[Source records]

+---+

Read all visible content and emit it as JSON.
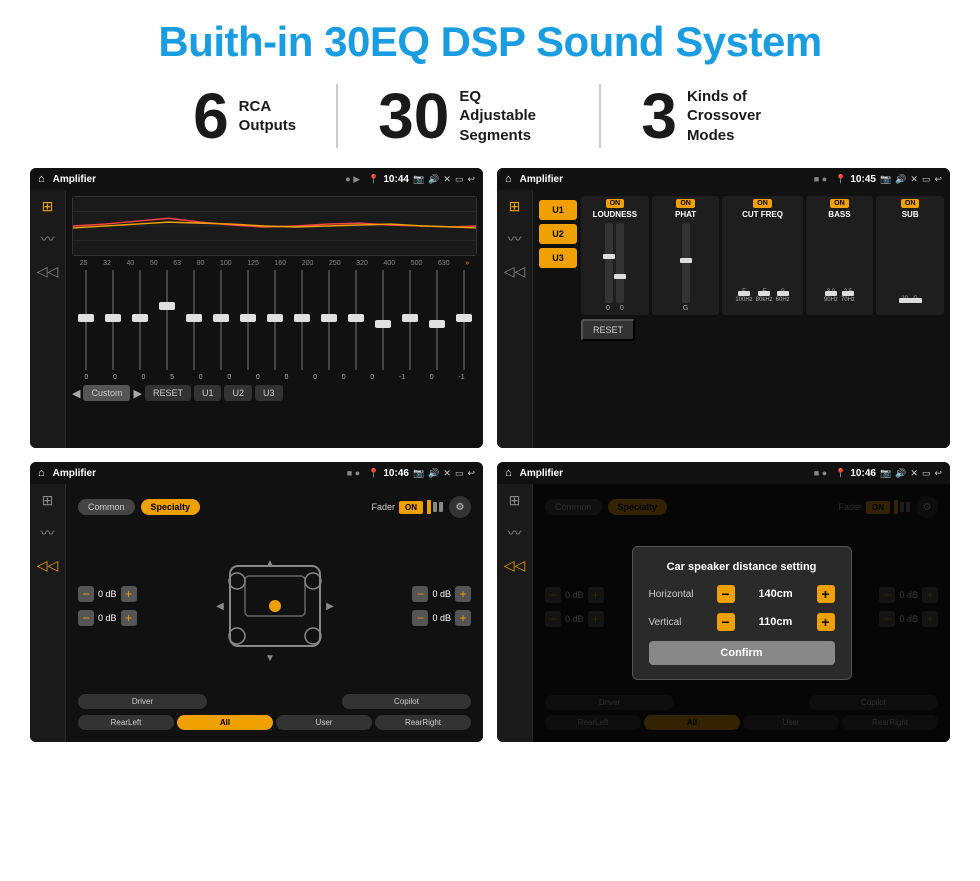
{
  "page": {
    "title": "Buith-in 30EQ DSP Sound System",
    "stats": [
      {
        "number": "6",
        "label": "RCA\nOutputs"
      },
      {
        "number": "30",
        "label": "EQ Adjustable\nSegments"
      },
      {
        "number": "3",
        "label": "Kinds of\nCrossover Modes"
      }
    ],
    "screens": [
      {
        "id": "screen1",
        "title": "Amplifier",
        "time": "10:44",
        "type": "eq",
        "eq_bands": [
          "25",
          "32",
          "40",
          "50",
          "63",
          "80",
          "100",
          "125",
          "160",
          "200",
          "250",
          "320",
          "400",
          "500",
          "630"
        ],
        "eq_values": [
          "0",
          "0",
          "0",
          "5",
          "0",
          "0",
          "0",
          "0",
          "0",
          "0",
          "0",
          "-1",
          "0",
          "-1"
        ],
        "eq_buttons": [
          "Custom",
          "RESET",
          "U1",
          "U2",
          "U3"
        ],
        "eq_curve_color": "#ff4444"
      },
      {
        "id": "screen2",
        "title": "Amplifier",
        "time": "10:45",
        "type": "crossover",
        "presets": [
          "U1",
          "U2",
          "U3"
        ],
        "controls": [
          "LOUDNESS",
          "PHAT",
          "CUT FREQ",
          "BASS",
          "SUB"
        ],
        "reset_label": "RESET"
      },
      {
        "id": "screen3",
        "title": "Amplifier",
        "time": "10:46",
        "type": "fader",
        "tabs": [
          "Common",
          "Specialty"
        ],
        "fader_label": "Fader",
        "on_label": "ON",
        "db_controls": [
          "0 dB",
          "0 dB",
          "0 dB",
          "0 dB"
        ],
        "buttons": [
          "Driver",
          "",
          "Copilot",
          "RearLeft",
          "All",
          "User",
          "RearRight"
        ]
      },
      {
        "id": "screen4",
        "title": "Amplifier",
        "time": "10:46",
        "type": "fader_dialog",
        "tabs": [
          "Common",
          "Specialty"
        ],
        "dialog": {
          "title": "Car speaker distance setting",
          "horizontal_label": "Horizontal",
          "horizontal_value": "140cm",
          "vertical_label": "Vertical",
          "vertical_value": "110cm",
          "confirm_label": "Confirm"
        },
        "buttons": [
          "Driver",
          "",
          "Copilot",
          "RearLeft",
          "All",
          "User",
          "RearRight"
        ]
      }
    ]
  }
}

+---+

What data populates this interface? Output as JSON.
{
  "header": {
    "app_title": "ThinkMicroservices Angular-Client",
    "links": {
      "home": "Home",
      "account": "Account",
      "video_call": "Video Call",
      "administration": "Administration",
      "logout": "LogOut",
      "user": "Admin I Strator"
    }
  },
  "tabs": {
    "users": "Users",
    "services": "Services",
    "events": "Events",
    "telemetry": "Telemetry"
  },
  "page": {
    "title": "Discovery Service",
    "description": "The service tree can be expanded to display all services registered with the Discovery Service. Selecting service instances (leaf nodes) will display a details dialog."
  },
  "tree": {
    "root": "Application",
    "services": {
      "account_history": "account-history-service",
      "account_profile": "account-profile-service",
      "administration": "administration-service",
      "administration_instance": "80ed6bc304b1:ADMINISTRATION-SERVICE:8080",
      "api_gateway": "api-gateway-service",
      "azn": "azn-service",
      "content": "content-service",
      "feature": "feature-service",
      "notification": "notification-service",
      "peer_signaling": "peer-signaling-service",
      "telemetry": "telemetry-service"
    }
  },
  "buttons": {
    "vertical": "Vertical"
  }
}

+---+

__TASK TO COMPLETE__.
From the material above, gather all lines that include the string "JSON" and copy them.

__ANSWER IN FULL__.
Read all visible content and emit it as JSON.
What data populates this interface? Output as JSON.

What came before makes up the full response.